═════ DATA FOR THIS TASK

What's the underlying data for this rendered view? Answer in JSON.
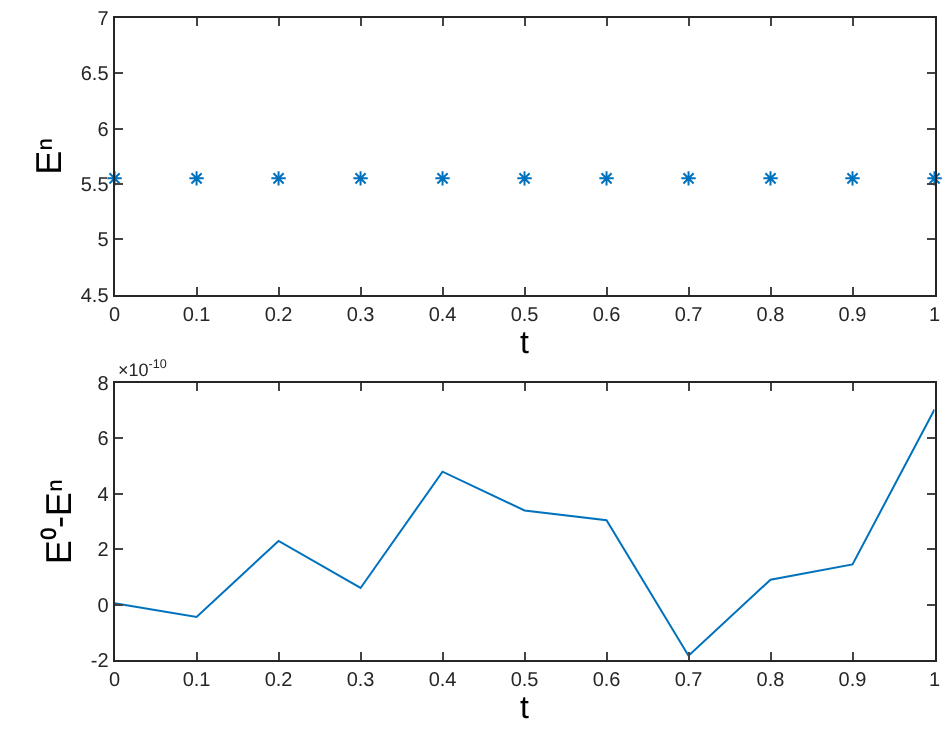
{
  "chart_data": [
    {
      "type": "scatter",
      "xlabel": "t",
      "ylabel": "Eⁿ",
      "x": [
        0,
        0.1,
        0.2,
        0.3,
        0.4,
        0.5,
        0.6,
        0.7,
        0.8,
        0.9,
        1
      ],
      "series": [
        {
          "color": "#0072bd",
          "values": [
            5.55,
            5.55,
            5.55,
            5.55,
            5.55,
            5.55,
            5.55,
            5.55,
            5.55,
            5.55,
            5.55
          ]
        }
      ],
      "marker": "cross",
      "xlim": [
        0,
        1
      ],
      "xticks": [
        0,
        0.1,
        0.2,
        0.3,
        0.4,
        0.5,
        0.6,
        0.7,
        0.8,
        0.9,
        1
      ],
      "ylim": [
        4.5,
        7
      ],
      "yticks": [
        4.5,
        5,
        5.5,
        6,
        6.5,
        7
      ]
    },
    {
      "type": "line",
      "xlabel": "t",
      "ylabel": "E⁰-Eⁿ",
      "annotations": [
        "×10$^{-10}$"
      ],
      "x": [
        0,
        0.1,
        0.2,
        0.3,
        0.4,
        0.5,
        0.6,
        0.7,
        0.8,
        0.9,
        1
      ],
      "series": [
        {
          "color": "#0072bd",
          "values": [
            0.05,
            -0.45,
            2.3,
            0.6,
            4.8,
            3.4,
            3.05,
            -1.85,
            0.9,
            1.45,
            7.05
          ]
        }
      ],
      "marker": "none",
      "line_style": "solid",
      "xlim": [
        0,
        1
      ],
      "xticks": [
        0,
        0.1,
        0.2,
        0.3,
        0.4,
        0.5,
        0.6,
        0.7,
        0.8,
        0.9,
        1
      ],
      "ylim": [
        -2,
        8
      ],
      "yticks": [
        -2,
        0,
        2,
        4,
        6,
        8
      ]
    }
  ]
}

══════════
═════ DATA FOR THIS TASK

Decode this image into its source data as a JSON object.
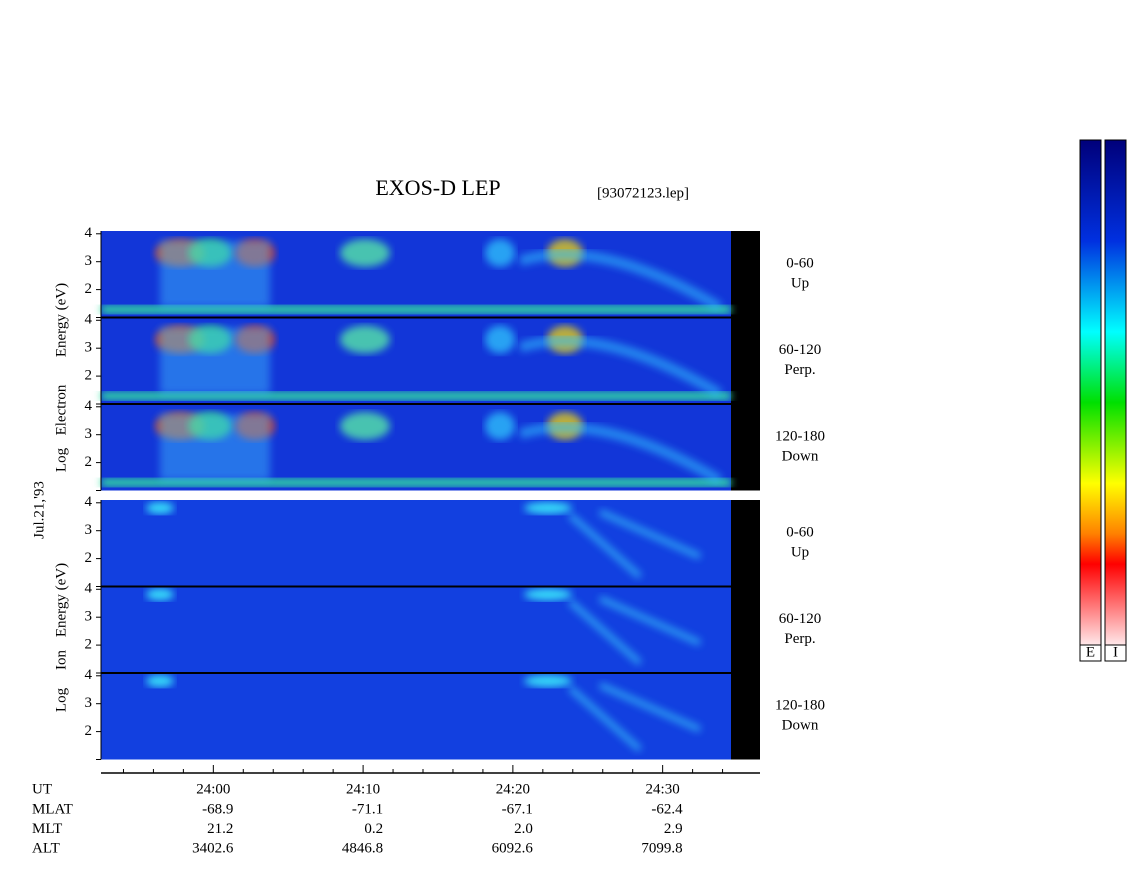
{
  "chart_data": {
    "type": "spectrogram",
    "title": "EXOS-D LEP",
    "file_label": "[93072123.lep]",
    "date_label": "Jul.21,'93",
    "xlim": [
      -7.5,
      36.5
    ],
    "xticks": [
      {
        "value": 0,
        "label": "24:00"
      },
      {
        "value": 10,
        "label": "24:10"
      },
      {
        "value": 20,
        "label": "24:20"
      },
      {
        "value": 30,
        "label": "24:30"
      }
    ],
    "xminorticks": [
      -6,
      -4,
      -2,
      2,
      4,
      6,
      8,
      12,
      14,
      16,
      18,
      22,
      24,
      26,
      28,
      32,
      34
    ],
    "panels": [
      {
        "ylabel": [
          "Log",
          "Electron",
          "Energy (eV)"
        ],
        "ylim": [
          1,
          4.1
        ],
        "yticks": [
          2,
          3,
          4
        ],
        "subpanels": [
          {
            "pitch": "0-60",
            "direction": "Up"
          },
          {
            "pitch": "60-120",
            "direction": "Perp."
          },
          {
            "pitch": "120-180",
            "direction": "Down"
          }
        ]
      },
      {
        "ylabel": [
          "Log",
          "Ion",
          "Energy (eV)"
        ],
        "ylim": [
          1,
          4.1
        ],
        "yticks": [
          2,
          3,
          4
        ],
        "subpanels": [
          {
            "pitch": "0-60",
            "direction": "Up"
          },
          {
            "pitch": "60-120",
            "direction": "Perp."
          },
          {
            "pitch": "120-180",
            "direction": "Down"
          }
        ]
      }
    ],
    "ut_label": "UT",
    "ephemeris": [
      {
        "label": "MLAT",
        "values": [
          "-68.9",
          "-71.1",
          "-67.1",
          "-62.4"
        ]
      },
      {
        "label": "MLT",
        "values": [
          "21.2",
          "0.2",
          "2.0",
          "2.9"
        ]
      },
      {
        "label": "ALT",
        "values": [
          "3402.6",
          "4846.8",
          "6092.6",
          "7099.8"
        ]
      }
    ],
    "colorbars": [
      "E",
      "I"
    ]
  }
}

══════════
═════ DATA FOR THIS TASK

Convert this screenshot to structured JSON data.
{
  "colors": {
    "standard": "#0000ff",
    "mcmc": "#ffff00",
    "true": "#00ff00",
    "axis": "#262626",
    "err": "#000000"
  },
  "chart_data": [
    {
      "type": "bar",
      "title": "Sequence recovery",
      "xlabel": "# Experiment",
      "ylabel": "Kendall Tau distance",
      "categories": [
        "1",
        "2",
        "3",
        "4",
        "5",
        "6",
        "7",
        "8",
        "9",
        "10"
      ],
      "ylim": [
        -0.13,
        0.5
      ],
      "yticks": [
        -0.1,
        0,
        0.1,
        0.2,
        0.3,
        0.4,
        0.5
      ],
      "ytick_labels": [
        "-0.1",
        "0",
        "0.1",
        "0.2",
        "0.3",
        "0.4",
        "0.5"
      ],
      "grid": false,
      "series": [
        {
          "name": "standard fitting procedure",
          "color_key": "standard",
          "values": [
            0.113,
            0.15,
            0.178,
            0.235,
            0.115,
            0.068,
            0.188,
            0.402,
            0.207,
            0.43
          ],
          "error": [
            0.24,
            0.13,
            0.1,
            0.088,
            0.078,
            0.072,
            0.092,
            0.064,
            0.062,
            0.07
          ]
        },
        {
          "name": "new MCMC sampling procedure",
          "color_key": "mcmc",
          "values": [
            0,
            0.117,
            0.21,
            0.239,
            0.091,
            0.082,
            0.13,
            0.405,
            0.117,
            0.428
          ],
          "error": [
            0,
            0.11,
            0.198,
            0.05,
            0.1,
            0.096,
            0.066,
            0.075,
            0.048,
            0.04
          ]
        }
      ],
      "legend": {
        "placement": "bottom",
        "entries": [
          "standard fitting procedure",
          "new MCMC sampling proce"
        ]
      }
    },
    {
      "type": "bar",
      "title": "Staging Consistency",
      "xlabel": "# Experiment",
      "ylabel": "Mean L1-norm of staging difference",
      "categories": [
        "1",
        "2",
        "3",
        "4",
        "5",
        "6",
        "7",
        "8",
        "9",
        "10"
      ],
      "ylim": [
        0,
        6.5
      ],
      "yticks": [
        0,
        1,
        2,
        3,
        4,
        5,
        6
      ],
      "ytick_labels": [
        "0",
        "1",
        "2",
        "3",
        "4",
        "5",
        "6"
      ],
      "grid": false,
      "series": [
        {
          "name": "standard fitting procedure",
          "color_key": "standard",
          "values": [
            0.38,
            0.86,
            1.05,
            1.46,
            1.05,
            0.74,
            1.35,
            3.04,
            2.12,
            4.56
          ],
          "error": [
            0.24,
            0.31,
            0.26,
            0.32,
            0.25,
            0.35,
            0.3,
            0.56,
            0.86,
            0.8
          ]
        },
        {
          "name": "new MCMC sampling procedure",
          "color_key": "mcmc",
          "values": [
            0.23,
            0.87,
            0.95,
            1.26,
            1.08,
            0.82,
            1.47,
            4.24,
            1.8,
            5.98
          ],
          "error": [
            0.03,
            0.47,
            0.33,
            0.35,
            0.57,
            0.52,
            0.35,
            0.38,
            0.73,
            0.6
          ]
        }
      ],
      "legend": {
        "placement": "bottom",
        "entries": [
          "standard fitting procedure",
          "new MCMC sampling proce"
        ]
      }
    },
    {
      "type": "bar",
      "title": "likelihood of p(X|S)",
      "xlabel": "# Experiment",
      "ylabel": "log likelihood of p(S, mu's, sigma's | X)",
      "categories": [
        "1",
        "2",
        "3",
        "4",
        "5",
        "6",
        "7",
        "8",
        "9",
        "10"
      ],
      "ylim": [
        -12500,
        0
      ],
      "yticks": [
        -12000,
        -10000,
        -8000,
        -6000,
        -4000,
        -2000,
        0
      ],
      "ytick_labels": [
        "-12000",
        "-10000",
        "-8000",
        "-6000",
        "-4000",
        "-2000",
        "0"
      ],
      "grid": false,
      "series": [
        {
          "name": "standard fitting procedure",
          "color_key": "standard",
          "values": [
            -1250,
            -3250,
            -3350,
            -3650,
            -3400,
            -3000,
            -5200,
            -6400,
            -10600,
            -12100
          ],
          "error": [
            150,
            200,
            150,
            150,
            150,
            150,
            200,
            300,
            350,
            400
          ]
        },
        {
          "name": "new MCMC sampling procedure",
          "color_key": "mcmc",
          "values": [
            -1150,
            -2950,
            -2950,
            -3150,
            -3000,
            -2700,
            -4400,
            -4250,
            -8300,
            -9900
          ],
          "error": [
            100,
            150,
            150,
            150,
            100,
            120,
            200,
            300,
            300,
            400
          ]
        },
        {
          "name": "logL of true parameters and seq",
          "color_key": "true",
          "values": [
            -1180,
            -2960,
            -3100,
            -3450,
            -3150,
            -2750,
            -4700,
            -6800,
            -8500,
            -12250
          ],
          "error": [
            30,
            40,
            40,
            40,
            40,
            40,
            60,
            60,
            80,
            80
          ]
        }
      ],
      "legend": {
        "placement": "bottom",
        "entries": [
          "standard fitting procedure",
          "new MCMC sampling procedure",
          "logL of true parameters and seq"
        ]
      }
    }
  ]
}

══════════

Report how many lines in the records above contain the word "likelihood", giving only the number.

2